*WHAT THE TASK ASKS*. Write out each line exactly as given. Leave the pictures out of your copy.

*ENTRIES PROVIDED*.
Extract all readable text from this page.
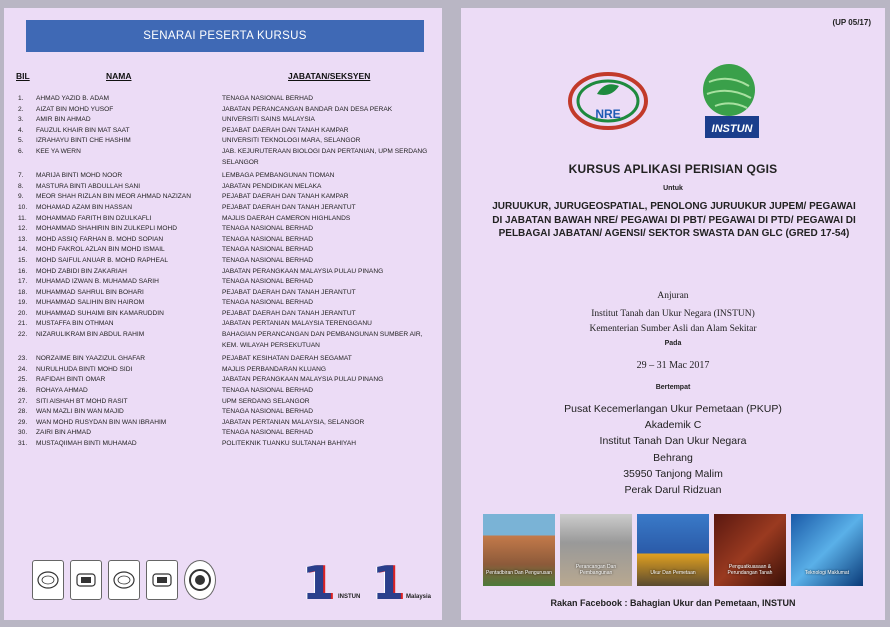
SENARAI PESERTA KURSUS
BIL	NAMA	JABATAN/SEKSYEN
1.	AHMAD YAZID B. ADAM	TENAGA NASIONAL BERHAD
2.	AIZAT BIN MOHD YUSOF	JABATAN PERANCANGAN BANDAR DAN DESA PERAK
3.	AMIR BIN AHMAD	UNIVERSITI SAINS MALAYSIA
4.	FAUZUL KHAIR BIN MAT SAAT	PEJABAT DAERAH DAN TANAH KAMPAR
5.	IZRAHAYU BINTI CHE HASHIM	UNIVERSITI TEKNOLOGI MARA, SELANGOR
6.	KEE YA WERN	JAB. KEJURUTERAAN BIOLOGI DAN PERTANIAN, UPM SERDANG SELANGOR
7.	MARIJA BINTI MOHD NOOR	LEMBAGA PEMBANGUNAN TIOMAN
8.	MASTURA BINTI ABDULLAH SANI	JABATAN PENDIDIKAN MELAKA
9.	MEOR SHAH RIZLAN BIN MEOR AHMAD NAZIZAN	PEJABAT DAERAH DAN TANAH KAMPAR
10.	MOHAMAD AZAM BIN HASSAN	PEJABAT DAERAH DAN TANAH JERANTUT
11.	MOHAMMAD FARITH BIN DZULKAFLI	MAJLIS DAERAH CAMERON HIGHLANDS
12.	MOHAMMAD SHAHIRIN BIN ZULKEPLI MOHD	TENAGA NASIONAL BERHAD
13.	MOHD ASSIQ FARHAN B. MOHD SOPIAN	TENAGA NASIONAL BERHAD
14.	MOHD FAKROL AZLAN BIN MOHD ISMAIL	TENAGA NASIONAL BERHAD
15.	MOHD SAIFUL ANUAR B. MOHD RAPHEAL	TENAGA NASIONAL BERHAD
16.	MOHD ZABIDI BIN ZAKARIAH	JABATAN PERANGKAAN MALAYSIA PULAU PINANG
17.	MUHAMAD IZWAN B. MUHAMAD SARIH	TENAGA NASIONAL BERHAD
18.	MUHAMMAD SAHRUL BIN BOHARI	PEJABAT DAERAH DAN TANAH JERANTUT
19.	MUHAMMAD SALIHIN BIN HAIROM	TENAGA NASIONAL BERHAD
20.	MUHAMMAD SUHAIMI BIN KAMARUDDIN	PEJABAT DAERAH DAN TANAH JERANTUT
21.	MUSTAFFA BIN OTHMAN	JABATAN PERTANIAN MALAYSIA TERENGGANU
22.	NIZARULIKRAM BIN ABDUL RAHIM	BAHAGIAN PERANCANGAN DAN PEMBANGUNAN SUMBER AIR, KEM. WILAYAH PERSEKUTUAN
23.	NORZAIME BIN YAAZIZUL GHAFAR	PEJABAT KESIHATAN DAERAH SEGAMAT
24.	NURULHUDA BINTI MOHD SIDI	MAJLIS PERBANDARAN KLUANG
25.	RAFIDAH BINTI OMAR	JABATAN PERANGKAAN MALAYSIA PULAU PINANG
26.	ROHAYA AHMAD	TENAGA NASIONAL BERHAD
27.	SITI AISHAH BT MOHD RASIT	UPM SERDANG SELANGOR
28.	WAN MAZLI BIN WAN MAJID	TENAGA NASIONAL BERHAD
29.	WAN MOHD RUSYDAN BIN WAN IBRAHIM	JABATAN PERTANIAN MALAYSIA, SELANGOR
30.	ZAIRI BIN AHMAD	TENAGA NASIONAL BERHAD
31.	MUSTAQIIMAH BINTI MUHAMAD	POLITEKNIK TUANKU SULTANAH BAHIYAH
1 INSTUN 1 Malaysia
(UP 05/17)
NRE
INSTUN
KURSUS APLIKASI PERISIAN QGIS
Untuk
JURUUKUR, JURUGEOSPATIAL, PENOLONG JURUUKUR JUPEM/ PEGAWAI DI JABATAN BAWAH NRE/ PEGAWAI DI PBT/ PEGAWAI DI PTD/ PEGAWAI DI PELBAGAI JABATAN/ AGENSI/ SEKTOR SWASTA DAN GLC (GRED 17-54)
Anjuran
Institut Tanah dan Ukur Negara (INSTUN)
Kementerian Sumber Asli dan Alam Sekitar
Pada
29 – 31 Mac 2017
Bertempat
Pusat Kecemerlangan Ukur Pemetaan (PKUP)
Akademik C
Institut Tanah Dan Ukur Negara
Behrang
35950 Tanjong Malim
Perak Darul Ridzuan
Pentadbiran Dan Pengurusan
Perancangan Dan Pembangunan	Ukur Dan Pemetaan
Penguatkuasaan & Perundangan Tanah	Teknologi Maklumat
Rakan Facebook : Bahagian Ukur dan Pemetaan, INSTUN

*WORKED ANSWER*.
Extract all readable text from this page.
SENARAI PESERTA KURSUS
BIL	NAMA	JABATAN/SEKSYEN
1.	AHMAD YAZID B. ADAM	TENAGA NASIONAL BERHAD
2.	AIZAT BIN MOHD YUSOF	JABATAN PERANCANGAN BANDAR DAN DESA PERAK
3.	AMIR BIN AHMAD	UNIVERSITI SAINS MALAYSIA
4.	FAUZUL KHAIR BIN MAT SAAT	PEJABAT DAERAH DAN TANAH KAMPAR
5.	IZRAHAYU BINTI CHE HASHIM	UNIVERSITI TEKNOLOGI MARA, SELANGOR
6.	KEE YA WERN	JAB. KEJURUTERAAN BIOLOGI DAN PERTANIAN, UPM SERDANG SELANGOR
7.	MARIJA BINTI MOHD NOOR	LEMBAGA PEMBANGUNAN TIOMAN
8.	MASTURA BINTI ABDULLAH SANI	JABATAN PENDIDIKAN MELAKA
9.	MEOR SHAH RIZLAN BIN MEOR AHMAD NAZIZAN	PEJABAT DAERAH DAN TANAH KAMPAR
10.	MOHAMAD AZAM BIN HASSAN	PEJABAT DAERAH DAN TANAH JERANTUT
11.	MOHAMMAD FARITH BIN DZULKAFLI	MAJLIS DAERAH CAMERON HIGHLANDS
12.	MOHAMMAD SHAHIRIN BIN ZULKEPLI MOHD	TENAGA NASIONAL BERHAD
13.	MOHD ASSIQ FARHAN B. MOHD SOPIAN	TENAGA NASIONAL BERHAD
14.	MOHD FAKROL AZLAN BIN MOHD ISMAIL	TENAGA NASIONAL BERHAD
15.	MOHD SAIFUL ANUAR B. MOHD RAPHEAL	TENAGA NASIONAL BERHAD
16.	MOHD ZABIDI BIN ZAKARIAH	JABATAN PERANGKAAN MALAYSIA PULAU PINANG
17.	MUHAMAD IZWAN B. MUHAMAD SARIH	TENAGA NASIONAL BERHAD
18.	MUHAMMAD SAHRUL BIN BOHARI	PEJABAT DAERAH DAN TANAH JERANTUT
19.	MUHAMMAD SALIHIN BIN HAIROM	TENAGA NASIONAL BERHAD
20.	MUHAMMAD SUHAIMI BIN KAMARUDDIN	PEJABAT DAERAH DAN TANAH JERANTUT
21.	MUSTAFFA BIN OTHMAN	JABATAN PERTANIAN MALAYSIA TERENGGANU
22.	NIZARULIKRAM BIN ABDUL RAHIM	BAHAGIAN PERANCANGAN DAN PEMBANGUNAN SUMBER AIR, KEM. WILAYAH PERSEKUTUAN
23.	NORZAIME BIN YAAZIZUL GHAFAR	PEJABAT KESIHATAN DAERAH SEGAMAT
24.	NURULHUDA BINTI MOHD SIDI	MAJLIS PERBANDARAN KLUANG
25.	RAFIDAH BINTI OMAR	JABATAN PERANGKAAN MALAYSIA PULAU PINANG
26.	ROHAYA AHMAD	TENAGA NASIONAL BERHAD
27.	SITI AISHAH BT MOHD RASIT	UPM SERDANG SELANGOR
28.	WAN MAZLI BIN WAN MAJID	TENAGA NASIONAL BERHAD
29.	WAN MOHD RUSYDAN BIN WAN IBRAHIM	JABATAN PERTANIAN MALAYSIA, SELANGOR
30.	ZAIRI BIN AHMAD	TENAGA NASIONAL BERHAD
31.	MUSTAQIIMAH BINTI MUHAMAD	POLITEKNIK TUANKU SULTANAH BAHIYAH
1 INSTUN 1 Malaysia
(UP 05/17)
NRE
INSTUN
KURSUS APLIKASI PERISIAN QGIS
Untuk
JURUUKUR, JURUGEOSPATIAL, PENOLONG JURUUKUR JUPEM/ PEGAWAI DI JABATAN BAWAH NRE/ PEGAWAI DI PBT/ PEGAWAI DI PTD/ PEGAWAI DI PELBAGAI JABATAN/ AGENSI/ SEKTOR SWASTA DAN GLC (GRED 17-54)
Anjuran
Institut Tanah dan Ukur Negara (INSTUN)
Kementerian Sumber Asli dan Alam Sekitar
Pada
29 – 31 Mac 2017
Bertempat
Pusat Kecemerlangan Ukur Pemetaan (PKUP)
Akademik C
Institut Tanah Dan Ukur Negara
Behrang
35950 Tanjong Malim
Perak Darul Ridzuan
Pentadbiran Dan Pengurusan
Perancangan Dan Pembangunan	Ukur Dan Pemetaan
Penguatkuasaan & Perundangan Tanah	Teknologi Maklumat
Rakan Facebook : Bahagian Ukur dan Pemetaan, INSTUN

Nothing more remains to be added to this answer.